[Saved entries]
* * * * * * *
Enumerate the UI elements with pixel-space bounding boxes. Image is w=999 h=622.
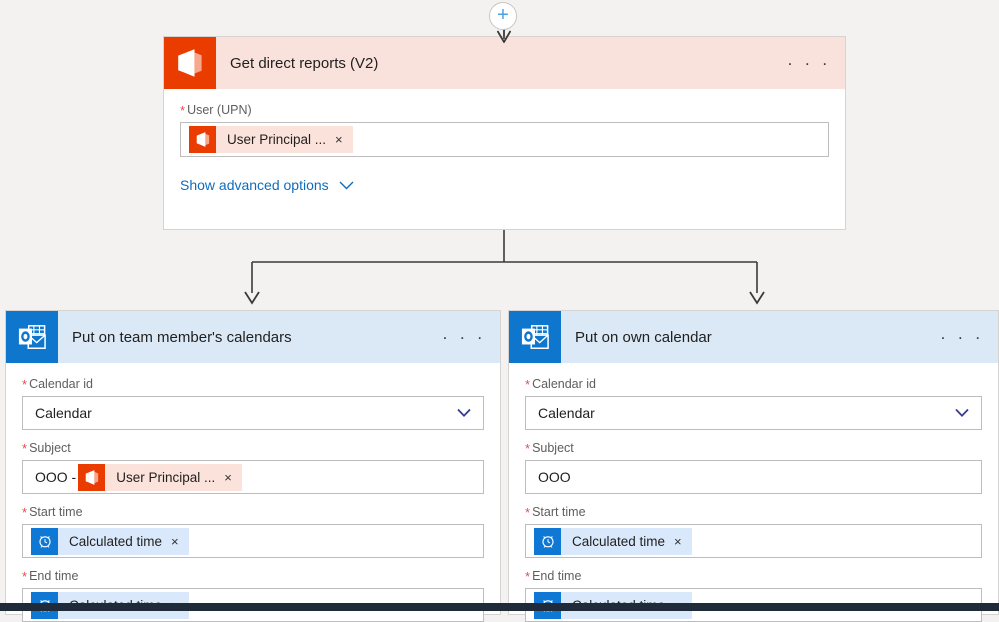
calendar-id-dropdown[interactable]: Calendar: [22, 396, 484, 430]
card-header[interactable]: Get direct reports (V2) · · ·: [164, 37, 845, 89]
field-label-text: Start time: [532, 505, 586, 519]
plus-icon: +: [497, 4, 509, 26]
field-end-time: * End time Calculated tim: [525, 569, 982, 622]
token-label: User Principal ...: [116, 469, 216, 485]
overflow-menu-button[interactable]: · · ·: [442, 329, 486, 346]
action-card-put-on-own-calendar[interactable]: Put on own calendar · · · * Calendar id …: [508, 310, 999, 622]
show-advanced-options-link[interactable]: Show advanced options: [180, 177, 354, 193]
outlook-icon: [509, 311, 561, 363]
start-time-input[interactable]: Calculated time ×: [525, 524, 982, 558]
taskbar: [0, 603, 999, 611]
field-label: * User (UPN): [180, 103, 829, 117]
field-label-text: Subject: [532, 441, 574, 455]
subject-prefix-text: OOO -: [35, 469, 77, 485]
field-label: * End time: [525, 569, 982, 583]
field-label-text: User (UPN): [187, 103, 252, 117]
outlook-icon: [6, 311, 58, 363]
office365-icon: [78, 463, 106, 491]
subject-input[interactable]: OOO - User Principal ... ×: [22, 460, 484, 494]
add-step-button[interactable]: +: [489, 2, 517, 30]
field-label: * Subject: [22, 441, 484, 455]
flow-designer-canvas: + Get direct reports (V2) · · · * User (…: [0, 0, 999, 622]
field-label: * End time: [22, 569, 484, 583]
field-label-text: Calendar id: [29, 377, 93, 391]
required-indicator: *: [22, 376, 28, 392]
calendar-id-dropdown[interactable]: Calendar: [525, 396, 982, 430]
token-label: Calculated time: [69, 533, 163, 549]
field-calendar-id: * Calendar id Calendar: [22, 377, 484, 430]
field-start-time: * Start time Calculated time ×: [525, 505, 982, 558]
close-icon[interactable]: ×: [335, 133, 353, 146]
token-chip-calculated-time[interactable]: Calculated time ×: [534, 527, 692, 555]
clock-icon: [31, 527, 58, 555]
required-indicator: *: [525, 504, 531, 520]
close-icon[interactable]: ×: [171, 535, 189, 548]
card-header[interactable]: Put on own calendar · · ·: [509, 311, 998, 363]
close-icon[interactable]: ×: [674, 535, 692, 548]
field-label-text: Calendar id: [532, 377, 596, 391]
action-card-put-on-team-member-calendars[interactable]: Put on team member's calendars · · · * C…: [5, 310, 501, 622]
field-subject: * Subject OOO: [525, 441, 982, 494]
calendar-id-value: Calendar: [35, 405, 92, 421]
clock-icon: [534, 527, 561, 555]
field-label: * Subject: [525, 441, 982, 455]
field-start-time: * Start time Calculated time ×: [22, 505, 484, 558]
required-indicator: *: [22, 440, 28, 456]
overflow-menu-button[interactable]: · · ·: [787, 55, 831, 72]
required-indicator: *: [525, 568, 531, 584]
user-upn-input[interactable]: User Principal ... ×: [180, 122, 829, 157]
card-header[interactable]: Put on team member's calendars · · ·: [6, 311, 500, 363]
office365-icon: [164, 37, 216, 89]
token-chip-user-principal[interactable]: User Principal ... ×: [78, 463, 242, 491]
start-time-input[interactable]: Calculated time ×: [22, 524, 484, 558]
subject-value: OOO: [538, 469, 571, 485]
chevron-down-icon[interactable]: [955, 408, 969, 418]
required-indicator: *: [525, 440, 531, 456]
required-indicator: *: [22, 568, 28, 584]
show-advanced-options-label: Show advanced options: [180, 177, 329, 193]
card-title: Put on own calendar: [575, 328, 712, 346]
subject-input[interactable]: OOO: [525, 460, 982, 494]
field-label-text: End time: [29, 569, 79, 583]
token-chip-user-principal[interactable]: User Principal ... ×: [189, 126, 353, 153]
card-body: * Calendar id Calendar * Subject OOO - U…: [6, 363, 500, 622]
action-card-get-direct-reports[interactable]: Get direct reports (V2) · · · * User (UP…: [163, 36, 846, 230]
token-label: Calculated time: [572, 533, 666, 549]
field-calendar-id: * Calendar id Calendar: [525, 377, 982, 430]
required-indicator: *: [525, 376, 531, 392]
required-indicator: *: [22, 504, 28, 520]
card-body: * Calendar id Calendar * Subject OOO * S…: [509, 363, 998, 622]
token-label: User Principal ...: [227, 132, 327, 147]
chevron-down-icon[interactable]: [457, 408, 471, 418]
required-indicator: *: [180, 102, 186, 118]
field-subject: * Subject OOO - User Principal ... ×: [22, 441, 484, 494]
field-label: * Start time: [525, 505, 982, 519]
field-label: * Start time: [22, 505, 484, 519]
chevron-down-icon: [339, 181, 354, 189]
card-title: Get direct reports (V2): [230, 54, 379, 72]
office365-icon: [189, 126, 216, 153]
field-label-text: Subject: [29, 441, 71, 455]
card-title: Put on team member's calendars: [72, 328, 292, 346]
field-user-upn: * User (UPN) User Principal ... ×: [180, 103, 829, 157]
field-label: * Calendar id: [525, 377, 982, 391]
calendar-id-value: Calendar: [538, 405, 595, 421]
token-chip-calculated-time[interactable]: Calculated time ×: [31, 527, 189, 555]
field-label-text: Start time: [29, 505, 83, 519]
field-end-time: * End time Calculated tim: [22, 569, 484, 622]
close-icon[interactable]: ×: [224, 471, 242, 484]
field-label-text: End time: [532, 569, 582, 583]
card-body: * User (UPN) User Principal ... × Show a…: [164, 89, 845, 213]
field-label: * Calendar id: [22, 377, 484, 391]
overflow-menu-button[interactable]: · · ·: [940, 329, 984, 346]
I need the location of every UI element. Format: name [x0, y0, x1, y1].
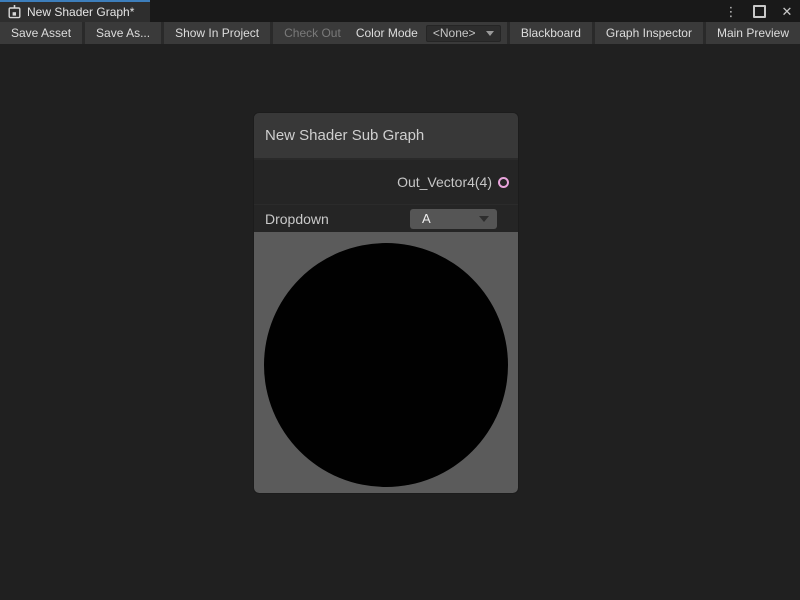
show-in-project-button[interactable]: Show In Project [164, 22, 270, 44]
graph-canvas[interactable]: New Shader Sub Graph Out_Vector4(4) Drop… [0, 44, 800, 600]
vector4-port-icon[interactable] [498, 177, 509, 188]
shader-graph-asset-icon [8, 5, 21, 19]
check-out-button: Check Out [273, 22, 352, 44]
dropdown-property-row: Dropdown A [254, 204, 518, 232]
save-asset-button[interactable]: Save Asset [0, 22, 82, 44]
sphere-preview [264, 243, 508, 487]
color-mode-label: Color Mode [352, 22, 426, 44]
node-title: New Shader Sub Graph [265, 127, 424, 144]
save-as-button[interactable]: Save As... [85, 22, 161, 44]
maximize-button[interactable] [752, 4, 766, 18]
blackboard-toggle-button[interactable]: Blackboard [510, 22, 592, 44]
window-controls: ⋮ ✕ [724, 0, 794, 22]
node-preview-area[interactable] [254, 232, 518, 493]
tab-new-shader-graph[interactable]: New Shader Graph* [0, 0, 150, 22]
dropdown-property-value: A [422, 211, 479, 226]
close-icon: ✕ [782, 5, 793, 18]
color-mode-value: <None> [433, 26, 486, 40]
sub-graph-output-node[interactable]: New Shader Sub Graph Out_Vector4(4) Drop… [254, 113, 518, 493]
color-mode-dropdown[interactable]: <None> [426, 25, 501, 42]
window-tab-bar: New Shader Graph* ⋮ ✕ [0, 0, 800, 22]
chevron-down-icon [486, 31, 494, 36]
close-button[interactable]: ✕ [780, 4, 794, 18]
dropdown-property-control[interactable]: A [410, 209, 497, 229]
output-port-label: Out_Vector4(4) [397, 174, 492, 190]
maximize-icon [753, 5, 766, 18]
main-preview-toggle-button[interactable]: Main Preview [706, 22, 800, 44]
node-header[interactable]: New Shader Sub Graph [254, 113, 518, 160]
chevron-down-icon [479, 216, 489, 222]
output-port-row: Out_Vector4(4) [254, 160, 518, 204]
window-menu-button[interactable]: ⋮ [724, 4, 738, 18]
shader-graph-toolbar: Save Asset Save As... Show In Project Ch… [0, 22, 800, 44]
kebab-menu-icon: ⋮ [725, 5, 738, 18]
graph-inspector-toggle-button[interactable]: Graph Inspector [595, 22, 703, 44]
tab-title: New Shader Graph* [27, 5, 134, 19]
dropdown-property-label: Dropdown [265, 211, 329, 227]
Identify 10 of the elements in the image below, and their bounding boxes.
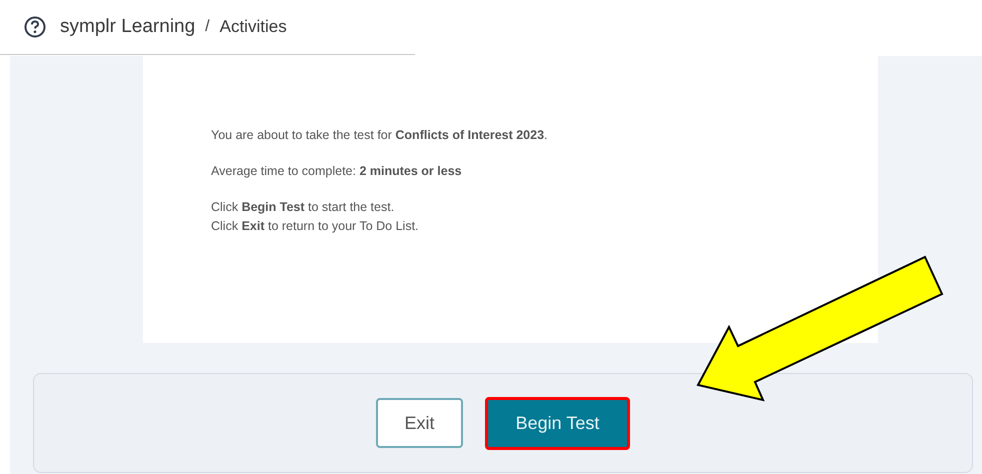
- instruction-text: Click Begin Test to start the test.: [211, 199, 396, 216]
- help-icon[interactable]: [24, 16, 46, 38]
- instruction-text: Click Exit to return to your To Do List.: [211, 218, 420, 235]
- begin-button[interactable]: Begin Test: [485, 396, 630, 450]
- instruction-text: You are about to take the test for Conflicts of Interest 2023.: [211, 127, 549, 144]
- breadcrumb-separator: /: [205, 17, 210, 37]
- breadcrumb-item[interactable]: symplr Learning: [60, 12, 196, 42]
- instruction-text: Average time to complete: 2 minutes or less: [211, 163, 463, 180]
- exit-button[interactable]: Exit: [376, 398, 463, 448]
- breadcrumb-item: Activities: [220, 16, 287, 38]
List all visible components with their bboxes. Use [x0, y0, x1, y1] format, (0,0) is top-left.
* * * * * * *
Give as a numbered list, with blank lines left out, the part of the items above that opens with the line containing "396, 484, 430]" and closes with the line containing "overflow-menu-button[interactable]: · · ·: [442, 329, 486, 346]", both ends included.

1. calendar-id-dropdown[interactable]: Calendar: [22, 396, 484, 430]
2. card-header[interactable]: Get direct reports (V2) · · ·: [164, 37, 845, 89]
3. field-label-text: Start time: [532, 505, 586, 519]
4. plus-icon: +: [497, 4, 509, 26]
5. field-end-time: * End time Calculated tim: [525, 569, 982, 622]
6. token-label: User Principal ...: [116, 469, 216, 485]
7. overflow-menu-button[interactable]: · · ·: [442, 329, 486, 346]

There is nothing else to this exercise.